***** DATASET RECORDS

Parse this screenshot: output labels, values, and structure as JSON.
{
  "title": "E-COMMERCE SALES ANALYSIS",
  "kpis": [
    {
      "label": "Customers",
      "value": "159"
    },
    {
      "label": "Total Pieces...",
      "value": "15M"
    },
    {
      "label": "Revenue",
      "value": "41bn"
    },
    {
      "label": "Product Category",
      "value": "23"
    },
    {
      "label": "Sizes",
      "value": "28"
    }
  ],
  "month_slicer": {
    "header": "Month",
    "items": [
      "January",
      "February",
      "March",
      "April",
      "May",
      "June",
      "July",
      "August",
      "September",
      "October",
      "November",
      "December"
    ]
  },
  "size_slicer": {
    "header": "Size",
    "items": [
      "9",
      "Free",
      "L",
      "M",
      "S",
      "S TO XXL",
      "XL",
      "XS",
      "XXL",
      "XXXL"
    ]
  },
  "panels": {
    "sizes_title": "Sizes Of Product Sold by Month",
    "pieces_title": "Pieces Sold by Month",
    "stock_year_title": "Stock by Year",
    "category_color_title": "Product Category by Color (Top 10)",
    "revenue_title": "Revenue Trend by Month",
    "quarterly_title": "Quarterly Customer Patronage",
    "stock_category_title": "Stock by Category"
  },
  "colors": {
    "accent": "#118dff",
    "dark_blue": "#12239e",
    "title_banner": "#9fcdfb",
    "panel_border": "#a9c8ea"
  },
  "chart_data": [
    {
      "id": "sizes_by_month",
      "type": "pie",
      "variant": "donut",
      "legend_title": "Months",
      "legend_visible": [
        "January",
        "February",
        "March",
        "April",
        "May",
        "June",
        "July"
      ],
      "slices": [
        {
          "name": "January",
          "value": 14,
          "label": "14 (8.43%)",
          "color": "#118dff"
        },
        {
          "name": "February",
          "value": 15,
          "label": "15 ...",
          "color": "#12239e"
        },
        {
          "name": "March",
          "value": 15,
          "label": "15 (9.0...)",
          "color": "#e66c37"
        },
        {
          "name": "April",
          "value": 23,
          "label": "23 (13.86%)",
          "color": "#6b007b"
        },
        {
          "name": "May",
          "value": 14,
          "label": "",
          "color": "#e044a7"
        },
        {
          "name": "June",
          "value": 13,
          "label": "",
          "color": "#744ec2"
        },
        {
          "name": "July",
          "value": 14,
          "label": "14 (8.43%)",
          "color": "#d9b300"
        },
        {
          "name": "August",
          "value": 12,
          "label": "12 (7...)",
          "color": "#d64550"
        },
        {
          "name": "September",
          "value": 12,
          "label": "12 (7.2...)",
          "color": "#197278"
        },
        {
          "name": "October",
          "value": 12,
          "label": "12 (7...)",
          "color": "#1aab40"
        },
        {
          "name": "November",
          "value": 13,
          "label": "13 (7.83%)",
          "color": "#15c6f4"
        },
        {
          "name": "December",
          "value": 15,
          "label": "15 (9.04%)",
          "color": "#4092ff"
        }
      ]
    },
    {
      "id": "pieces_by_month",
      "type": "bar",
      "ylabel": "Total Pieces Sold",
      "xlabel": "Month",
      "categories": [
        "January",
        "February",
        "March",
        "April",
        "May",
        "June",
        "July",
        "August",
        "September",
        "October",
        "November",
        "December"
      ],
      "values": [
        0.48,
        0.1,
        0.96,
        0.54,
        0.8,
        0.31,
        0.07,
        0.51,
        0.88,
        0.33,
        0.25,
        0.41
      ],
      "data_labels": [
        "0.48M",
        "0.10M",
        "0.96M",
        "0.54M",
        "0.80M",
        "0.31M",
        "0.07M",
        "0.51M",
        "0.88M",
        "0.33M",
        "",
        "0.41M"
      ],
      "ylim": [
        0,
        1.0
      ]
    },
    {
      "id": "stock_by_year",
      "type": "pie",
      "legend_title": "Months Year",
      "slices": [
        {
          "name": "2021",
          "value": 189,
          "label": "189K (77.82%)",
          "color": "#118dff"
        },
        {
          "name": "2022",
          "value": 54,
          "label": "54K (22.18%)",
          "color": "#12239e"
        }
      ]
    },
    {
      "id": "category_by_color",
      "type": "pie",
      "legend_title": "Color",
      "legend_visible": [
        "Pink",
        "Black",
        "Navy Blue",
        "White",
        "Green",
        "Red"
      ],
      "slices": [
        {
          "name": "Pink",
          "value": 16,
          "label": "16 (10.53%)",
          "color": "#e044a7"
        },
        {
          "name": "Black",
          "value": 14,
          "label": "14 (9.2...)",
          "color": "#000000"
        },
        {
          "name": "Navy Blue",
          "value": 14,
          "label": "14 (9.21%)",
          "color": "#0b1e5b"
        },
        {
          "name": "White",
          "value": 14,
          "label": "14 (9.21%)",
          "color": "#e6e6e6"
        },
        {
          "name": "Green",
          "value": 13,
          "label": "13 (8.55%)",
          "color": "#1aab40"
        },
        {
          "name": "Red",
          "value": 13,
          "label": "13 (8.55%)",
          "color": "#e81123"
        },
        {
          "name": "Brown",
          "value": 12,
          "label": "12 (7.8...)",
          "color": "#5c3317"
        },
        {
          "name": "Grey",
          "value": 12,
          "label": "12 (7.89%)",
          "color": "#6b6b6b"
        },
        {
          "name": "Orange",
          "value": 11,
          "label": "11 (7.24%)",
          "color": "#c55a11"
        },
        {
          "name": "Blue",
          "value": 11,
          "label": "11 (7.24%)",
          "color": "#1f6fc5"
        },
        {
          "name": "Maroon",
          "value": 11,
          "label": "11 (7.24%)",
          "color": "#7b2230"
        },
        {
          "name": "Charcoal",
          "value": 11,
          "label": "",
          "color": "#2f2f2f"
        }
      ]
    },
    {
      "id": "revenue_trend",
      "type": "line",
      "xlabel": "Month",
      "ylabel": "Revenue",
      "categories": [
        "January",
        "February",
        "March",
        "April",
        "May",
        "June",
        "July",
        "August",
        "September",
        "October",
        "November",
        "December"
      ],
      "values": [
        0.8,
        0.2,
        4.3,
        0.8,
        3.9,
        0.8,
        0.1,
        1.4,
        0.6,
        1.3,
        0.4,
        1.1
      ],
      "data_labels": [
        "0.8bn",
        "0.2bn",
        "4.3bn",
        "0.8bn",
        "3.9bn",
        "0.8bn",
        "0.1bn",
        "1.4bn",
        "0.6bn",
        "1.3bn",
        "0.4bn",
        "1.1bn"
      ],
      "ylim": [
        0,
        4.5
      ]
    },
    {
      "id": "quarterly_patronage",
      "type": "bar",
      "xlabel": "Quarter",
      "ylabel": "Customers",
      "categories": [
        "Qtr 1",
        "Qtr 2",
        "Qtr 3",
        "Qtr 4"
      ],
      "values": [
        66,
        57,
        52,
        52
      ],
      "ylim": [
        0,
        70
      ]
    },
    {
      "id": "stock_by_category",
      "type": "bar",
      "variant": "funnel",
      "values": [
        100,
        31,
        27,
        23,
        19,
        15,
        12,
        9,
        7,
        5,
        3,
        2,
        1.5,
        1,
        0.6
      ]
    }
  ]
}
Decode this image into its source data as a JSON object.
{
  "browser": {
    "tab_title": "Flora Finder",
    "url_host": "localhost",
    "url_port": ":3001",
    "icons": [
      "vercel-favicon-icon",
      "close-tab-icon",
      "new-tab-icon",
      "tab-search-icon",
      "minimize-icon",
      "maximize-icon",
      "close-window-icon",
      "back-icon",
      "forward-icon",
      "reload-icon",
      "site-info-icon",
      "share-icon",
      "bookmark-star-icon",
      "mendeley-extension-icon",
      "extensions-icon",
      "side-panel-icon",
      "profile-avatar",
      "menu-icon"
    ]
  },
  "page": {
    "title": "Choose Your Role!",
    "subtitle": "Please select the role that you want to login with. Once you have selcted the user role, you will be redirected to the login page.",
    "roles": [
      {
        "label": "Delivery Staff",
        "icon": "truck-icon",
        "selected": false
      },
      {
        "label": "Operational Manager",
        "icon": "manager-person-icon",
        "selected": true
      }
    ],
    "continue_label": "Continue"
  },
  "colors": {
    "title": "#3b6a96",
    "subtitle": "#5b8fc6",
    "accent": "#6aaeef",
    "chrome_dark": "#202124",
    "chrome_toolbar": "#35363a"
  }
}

**********

Whichever lines contain the string "this", select and copy them.

SOLUTION TO THE EXERCISE:
Parse this screenshot: output labels, values, and structure as JSON.
Decode this image into its source data as a JSON object.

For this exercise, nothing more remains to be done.